◆ **EXERCISE INSTRUCTIONS**:
Copy each line that contains the word "title".

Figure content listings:
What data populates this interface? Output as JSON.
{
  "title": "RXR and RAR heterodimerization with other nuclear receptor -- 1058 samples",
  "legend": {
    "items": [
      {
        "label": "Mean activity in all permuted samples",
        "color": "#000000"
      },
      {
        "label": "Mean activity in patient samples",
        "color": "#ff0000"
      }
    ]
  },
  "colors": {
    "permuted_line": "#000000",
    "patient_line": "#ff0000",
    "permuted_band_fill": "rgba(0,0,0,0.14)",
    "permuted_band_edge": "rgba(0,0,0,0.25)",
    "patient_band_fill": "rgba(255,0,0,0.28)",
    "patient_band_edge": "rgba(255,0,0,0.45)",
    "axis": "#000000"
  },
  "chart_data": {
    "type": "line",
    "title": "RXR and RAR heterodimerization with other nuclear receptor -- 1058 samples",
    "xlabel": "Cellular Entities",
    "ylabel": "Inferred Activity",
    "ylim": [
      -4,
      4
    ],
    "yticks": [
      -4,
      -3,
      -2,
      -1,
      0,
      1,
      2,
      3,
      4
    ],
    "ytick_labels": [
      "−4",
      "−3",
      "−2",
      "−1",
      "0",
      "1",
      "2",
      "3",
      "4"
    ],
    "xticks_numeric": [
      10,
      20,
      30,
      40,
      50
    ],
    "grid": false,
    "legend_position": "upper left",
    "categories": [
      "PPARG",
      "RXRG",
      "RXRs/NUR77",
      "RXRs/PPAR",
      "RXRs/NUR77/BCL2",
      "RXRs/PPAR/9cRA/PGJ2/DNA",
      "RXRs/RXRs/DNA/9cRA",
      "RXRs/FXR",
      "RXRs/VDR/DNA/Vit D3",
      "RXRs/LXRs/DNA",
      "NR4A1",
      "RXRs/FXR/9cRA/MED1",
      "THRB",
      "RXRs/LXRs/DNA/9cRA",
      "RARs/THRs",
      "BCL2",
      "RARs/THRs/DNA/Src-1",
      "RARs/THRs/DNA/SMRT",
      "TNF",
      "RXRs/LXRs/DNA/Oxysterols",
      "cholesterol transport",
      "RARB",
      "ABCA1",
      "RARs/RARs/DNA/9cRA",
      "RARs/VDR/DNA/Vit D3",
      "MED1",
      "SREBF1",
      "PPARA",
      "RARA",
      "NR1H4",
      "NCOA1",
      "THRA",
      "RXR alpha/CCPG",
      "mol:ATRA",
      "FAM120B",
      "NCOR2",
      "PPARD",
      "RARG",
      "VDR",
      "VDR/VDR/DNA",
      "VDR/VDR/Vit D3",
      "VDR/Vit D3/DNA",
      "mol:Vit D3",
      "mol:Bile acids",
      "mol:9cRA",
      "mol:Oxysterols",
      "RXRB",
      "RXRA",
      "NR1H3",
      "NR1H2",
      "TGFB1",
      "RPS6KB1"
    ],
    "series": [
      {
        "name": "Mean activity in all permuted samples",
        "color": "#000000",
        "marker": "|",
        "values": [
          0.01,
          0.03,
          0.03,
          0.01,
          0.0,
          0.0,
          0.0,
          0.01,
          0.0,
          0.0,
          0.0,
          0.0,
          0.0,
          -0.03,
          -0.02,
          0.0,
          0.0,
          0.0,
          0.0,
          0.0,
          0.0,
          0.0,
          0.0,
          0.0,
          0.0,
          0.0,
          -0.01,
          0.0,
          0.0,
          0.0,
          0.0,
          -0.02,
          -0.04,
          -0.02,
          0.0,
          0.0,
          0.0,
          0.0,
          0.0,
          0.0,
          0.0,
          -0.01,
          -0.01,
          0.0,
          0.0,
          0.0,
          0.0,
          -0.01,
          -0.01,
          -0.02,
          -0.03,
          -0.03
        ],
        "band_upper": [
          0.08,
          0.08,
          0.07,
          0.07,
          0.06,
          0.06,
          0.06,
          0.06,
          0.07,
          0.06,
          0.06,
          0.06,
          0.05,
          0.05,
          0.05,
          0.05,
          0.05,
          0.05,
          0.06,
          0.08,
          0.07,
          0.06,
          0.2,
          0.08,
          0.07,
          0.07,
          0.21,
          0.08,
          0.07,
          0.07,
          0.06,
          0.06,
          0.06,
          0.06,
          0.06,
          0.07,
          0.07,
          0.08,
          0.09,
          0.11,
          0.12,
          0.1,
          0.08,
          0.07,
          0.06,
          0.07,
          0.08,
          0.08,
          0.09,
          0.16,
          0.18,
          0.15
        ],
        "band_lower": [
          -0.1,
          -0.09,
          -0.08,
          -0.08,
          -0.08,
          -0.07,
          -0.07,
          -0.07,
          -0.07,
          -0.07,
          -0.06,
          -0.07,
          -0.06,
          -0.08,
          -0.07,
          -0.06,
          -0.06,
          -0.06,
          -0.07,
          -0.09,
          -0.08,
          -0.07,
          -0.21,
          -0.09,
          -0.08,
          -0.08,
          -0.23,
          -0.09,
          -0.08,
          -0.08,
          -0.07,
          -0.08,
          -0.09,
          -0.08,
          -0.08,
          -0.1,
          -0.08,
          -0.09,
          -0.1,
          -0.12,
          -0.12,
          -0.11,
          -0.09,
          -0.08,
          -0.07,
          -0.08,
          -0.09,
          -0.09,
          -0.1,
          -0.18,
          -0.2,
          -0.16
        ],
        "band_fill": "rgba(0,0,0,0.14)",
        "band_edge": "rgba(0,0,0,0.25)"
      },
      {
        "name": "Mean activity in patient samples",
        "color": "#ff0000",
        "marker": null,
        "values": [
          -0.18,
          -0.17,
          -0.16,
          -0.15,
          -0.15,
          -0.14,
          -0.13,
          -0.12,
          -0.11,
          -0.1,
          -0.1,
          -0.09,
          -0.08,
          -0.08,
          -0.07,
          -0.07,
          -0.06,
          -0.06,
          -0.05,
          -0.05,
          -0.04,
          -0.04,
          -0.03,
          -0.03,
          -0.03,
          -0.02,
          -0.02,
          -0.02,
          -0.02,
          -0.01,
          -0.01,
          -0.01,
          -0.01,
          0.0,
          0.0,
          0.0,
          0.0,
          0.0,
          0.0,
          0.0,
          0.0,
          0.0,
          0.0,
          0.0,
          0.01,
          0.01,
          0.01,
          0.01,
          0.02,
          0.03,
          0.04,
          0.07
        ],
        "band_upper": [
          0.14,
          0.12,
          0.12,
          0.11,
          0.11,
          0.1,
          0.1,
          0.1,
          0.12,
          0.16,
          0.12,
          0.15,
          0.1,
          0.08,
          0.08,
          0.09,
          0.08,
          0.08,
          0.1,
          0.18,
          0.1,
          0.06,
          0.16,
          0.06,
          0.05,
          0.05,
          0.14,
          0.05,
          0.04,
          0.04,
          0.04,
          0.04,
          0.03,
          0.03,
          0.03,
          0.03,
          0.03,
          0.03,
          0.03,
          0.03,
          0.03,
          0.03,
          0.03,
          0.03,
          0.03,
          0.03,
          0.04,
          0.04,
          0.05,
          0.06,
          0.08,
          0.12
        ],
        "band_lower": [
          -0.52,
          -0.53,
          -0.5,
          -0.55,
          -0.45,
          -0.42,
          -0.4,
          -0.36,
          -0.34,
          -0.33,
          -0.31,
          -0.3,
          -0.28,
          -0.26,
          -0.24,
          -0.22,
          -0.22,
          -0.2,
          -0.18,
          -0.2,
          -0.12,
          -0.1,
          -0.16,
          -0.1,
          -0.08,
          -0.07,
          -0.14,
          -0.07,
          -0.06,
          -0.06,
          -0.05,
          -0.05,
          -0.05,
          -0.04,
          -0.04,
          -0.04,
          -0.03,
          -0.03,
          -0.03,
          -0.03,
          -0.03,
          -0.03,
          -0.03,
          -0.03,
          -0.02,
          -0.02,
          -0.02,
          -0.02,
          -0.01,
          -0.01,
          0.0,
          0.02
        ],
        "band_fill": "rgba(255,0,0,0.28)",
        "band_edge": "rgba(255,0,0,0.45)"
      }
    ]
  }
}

◆ **EXERCISE ANSWER**:
  "title": "RXR and RAR heterodimerization with other nuclear receptor -- 1058 samples",
    "title": "RXR and RAR heterodimerization with other nuclear receptor -- 1058 samples",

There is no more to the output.